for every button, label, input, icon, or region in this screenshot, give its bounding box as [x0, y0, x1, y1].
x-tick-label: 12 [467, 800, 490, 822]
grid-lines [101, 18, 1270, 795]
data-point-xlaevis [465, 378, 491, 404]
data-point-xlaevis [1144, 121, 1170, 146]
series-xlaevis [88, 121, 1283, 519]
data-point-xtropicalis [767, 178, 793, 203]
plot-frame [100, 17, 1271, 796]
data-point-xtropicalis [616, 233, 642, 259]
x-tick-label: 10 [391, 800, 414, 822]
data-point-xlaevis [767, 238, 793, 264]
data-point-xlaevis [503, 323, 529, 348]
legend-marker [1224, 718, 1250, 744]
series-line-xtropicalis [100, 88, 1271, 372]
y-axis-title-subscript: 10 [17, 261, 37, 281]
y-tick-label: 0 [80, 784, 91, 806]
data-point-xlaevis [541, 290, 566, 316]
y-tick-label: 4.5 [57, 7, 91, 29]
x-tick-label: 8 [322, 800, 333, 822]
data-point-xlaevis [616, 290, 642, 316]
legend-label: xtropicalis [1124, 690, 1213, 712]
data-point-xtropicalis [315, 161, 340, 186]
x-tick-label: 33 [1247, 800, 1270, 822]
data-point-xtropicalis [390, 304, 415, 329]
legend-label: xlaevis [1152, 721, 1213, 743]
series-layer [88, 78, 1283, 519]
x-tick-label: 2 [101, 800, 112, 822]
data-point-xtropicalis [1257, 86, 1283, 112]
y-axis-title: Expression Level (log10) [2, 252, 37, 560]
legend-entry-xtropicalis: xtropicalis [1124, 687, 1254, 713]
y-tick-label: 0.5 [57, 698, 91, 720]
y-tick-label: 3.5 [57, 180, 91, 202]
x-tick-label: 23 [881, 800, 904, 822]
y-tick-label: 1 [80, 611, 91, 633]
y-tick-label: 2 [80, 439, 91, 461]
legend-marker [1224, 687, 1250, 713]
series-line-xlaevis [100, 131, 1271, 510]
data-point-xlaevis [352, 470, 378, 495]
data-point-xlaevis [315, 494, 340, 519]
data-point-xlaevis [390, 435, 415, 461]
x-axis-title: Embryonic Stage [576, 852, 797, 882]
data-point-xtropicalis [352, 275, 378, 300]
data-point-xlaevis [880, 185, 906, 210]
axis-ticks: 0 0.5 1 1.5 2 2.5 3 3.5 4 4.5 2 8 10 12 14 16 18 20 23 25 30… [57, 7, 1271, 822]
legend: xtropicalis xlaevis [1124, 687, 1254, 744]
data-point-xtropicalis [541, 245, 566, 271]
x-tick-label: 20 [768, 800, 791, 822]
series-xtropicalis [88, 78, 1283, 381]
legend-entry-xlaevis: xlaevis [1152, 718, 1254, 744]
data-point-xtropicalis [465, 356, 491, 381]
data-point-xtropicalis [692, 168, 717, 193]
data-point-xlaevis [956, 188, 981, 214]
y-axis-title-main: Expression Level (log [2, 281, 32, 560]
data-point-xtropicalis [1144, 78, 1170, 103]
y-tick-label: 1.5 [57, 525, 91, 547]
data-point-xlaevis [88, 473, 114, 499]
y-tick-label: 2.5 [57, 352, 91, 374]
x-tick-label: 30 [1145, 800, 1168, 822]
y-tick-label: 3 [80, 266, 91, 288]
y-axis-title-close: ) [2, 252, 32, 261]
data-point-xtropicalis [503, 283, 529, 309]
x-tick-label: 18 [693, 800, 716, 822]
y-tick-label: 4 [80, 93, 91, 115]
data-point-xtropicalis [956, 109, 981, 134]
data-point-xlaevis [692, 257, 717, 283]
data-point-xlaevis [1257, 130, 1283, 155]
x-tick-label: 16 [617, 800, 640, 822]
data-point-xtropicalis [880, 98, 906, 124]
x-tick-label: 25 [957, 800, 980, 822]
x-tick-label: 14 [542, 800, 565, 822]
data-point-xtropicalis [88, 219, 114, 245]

==

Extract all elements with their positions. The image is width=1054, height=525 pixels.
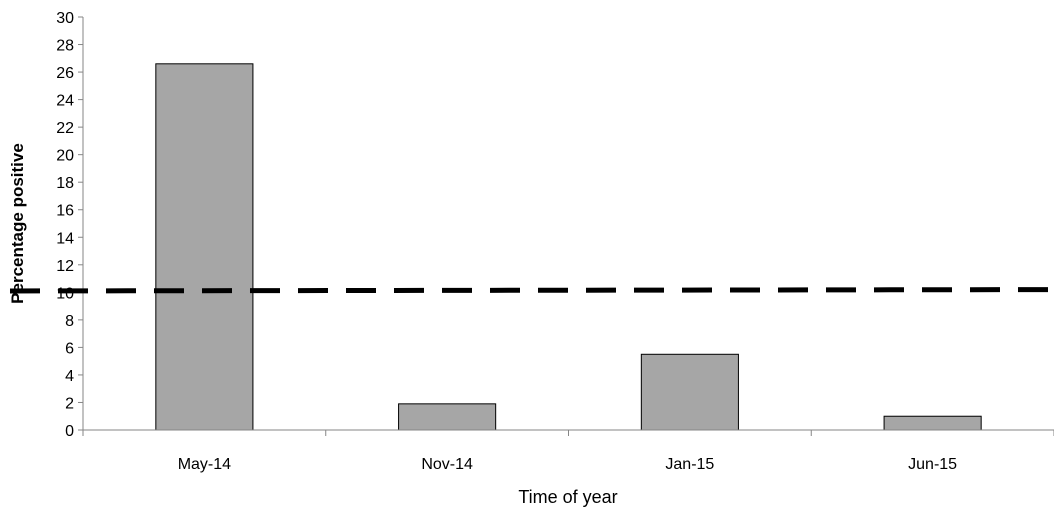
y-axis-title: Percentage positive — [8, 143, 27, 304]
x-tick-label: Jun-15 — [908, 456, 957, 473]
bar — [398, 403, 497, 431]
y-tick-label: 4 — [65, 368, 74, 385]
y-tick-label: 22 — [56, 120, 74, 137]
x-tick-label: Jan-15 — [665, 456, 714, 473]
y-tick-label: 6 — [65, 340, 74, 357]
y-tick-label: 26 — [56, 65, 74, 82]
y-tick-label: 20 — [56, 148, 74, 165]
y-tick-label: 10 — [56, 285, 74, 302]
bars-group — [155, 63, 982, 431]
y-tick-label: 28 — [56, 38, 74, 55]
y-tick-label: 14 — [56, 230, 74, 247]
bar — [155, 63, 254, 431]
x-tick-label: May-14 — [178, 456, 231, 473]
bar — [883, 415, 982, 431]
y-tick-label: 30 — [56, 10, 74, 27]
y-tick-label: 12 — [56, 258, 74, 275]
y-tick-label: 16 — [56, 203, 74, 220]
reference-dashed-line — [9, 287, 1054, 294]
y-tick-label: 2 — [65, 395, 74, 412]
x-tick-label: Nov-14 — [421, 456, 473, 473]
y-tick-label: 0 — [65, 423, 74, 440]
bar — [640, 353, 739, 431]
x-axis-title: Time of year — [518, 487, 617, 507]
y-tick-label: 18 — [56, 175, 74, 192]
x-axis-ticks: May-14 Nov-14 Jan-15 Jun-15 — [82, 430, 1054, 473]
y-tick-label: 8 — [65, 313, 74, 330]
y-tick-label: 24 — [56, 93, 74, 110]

==

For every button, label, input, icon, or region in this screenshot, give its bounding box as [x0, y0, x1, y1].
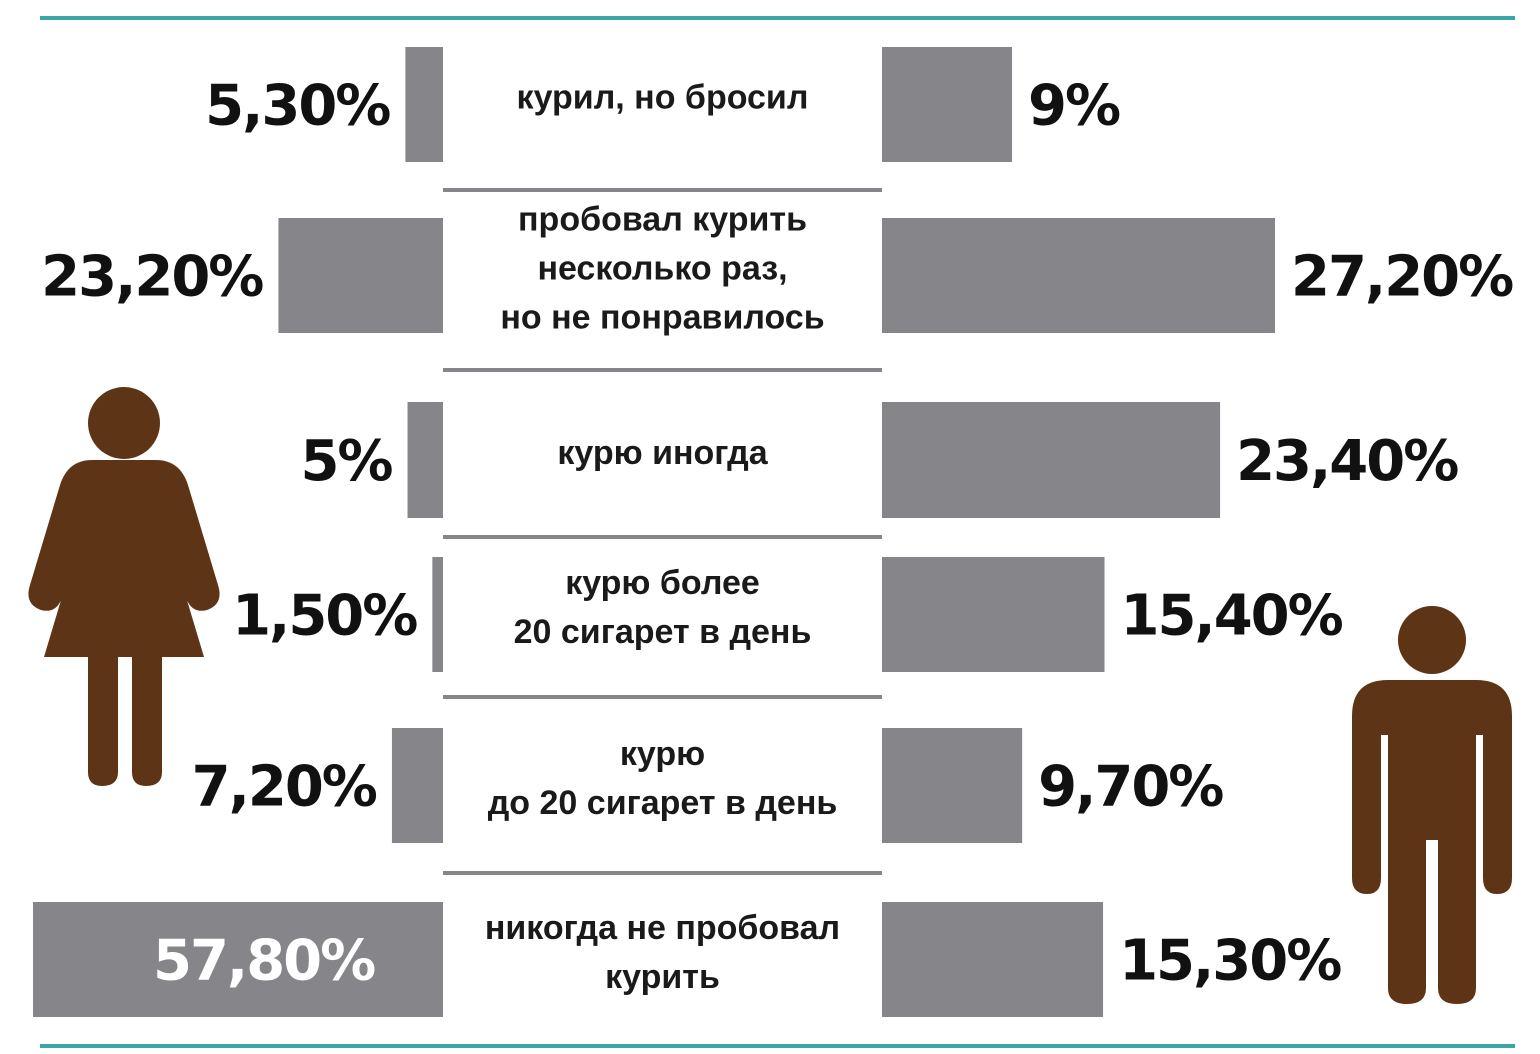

Stated task — Give the material from the line holding "Extract all elements" through the line holding "y-tick-label: 24 — [56, 93, 74, 110]", inclusive, as a numbered list, leaving out blank lines and pictures.

Task output —
1. Extract all elements with their positions. The image is width=1054, height=525 pixels.
2. y-axis-title: Percentage positive — [8, 143, 27, 304]
3. x-tick-label: Jun-15 — [908, 456, 957, 473]
4. bar — [398, 403, 497, 431]
5. y-tick-label: 4 — [65, 368, 74, 385]
6. y-tick-label: 22 — [56, 120, 74, 137]
7. x-tick-label: Jan-15 — [665, 456, 714, 473]
8. y-tick-label: 6 — [65, 340, 74, 357]
9. y-tick-label: 26 — [56, 65, 74, 82]
10. y-tick-label: 20 — [56, 148, 74, 165]
11. y-tick-label: 10 — [56, 285, 74, 302]
12. bars-group — [155, 63, 982, 431]
13. y-tick-label: 28 — [56, 38, 74, 55]
14. y-tick-label: 14 — [56, 230, 74, 247]
15. bar — [155, 63, 254, 431]
16. x-tick-label: May-14 — [178, 456, 231, 473]
17. bar — [883, 415, 982, 431]
18. y-tick-label: 30 — [56, 10, 74, 27]
19. y-tick-label: 12 — [56, 258, 74, 275]
20. y-tick-label: 16 — [56, 203, 74, 220]
21. reference-dashed-line — [9, 287, 1054, 294]
22. y-tick-label: 2 — [65, 395, 74, 412]
23. x-tick-label: Nov-14 — [421, 456, 473, 473]
24. y-tick-label: 0 — [65, 423, 74, 440]
25. bar — [640, 353, 739, 431]
26. x-axis-title: Time of year — [518, 487, 617, 507]
27. y-tick-label: 18 — [56, 175, 74, 192]
28. x-axis-ticks: May-14 Nov-14 Jan-15 Jun-15 — [82, 430, 1054, 473]
29. y-tick-label: 8 — [65, 313, 74, 330]
30. y-tick-label: 24 — [56, 93, 74, 110]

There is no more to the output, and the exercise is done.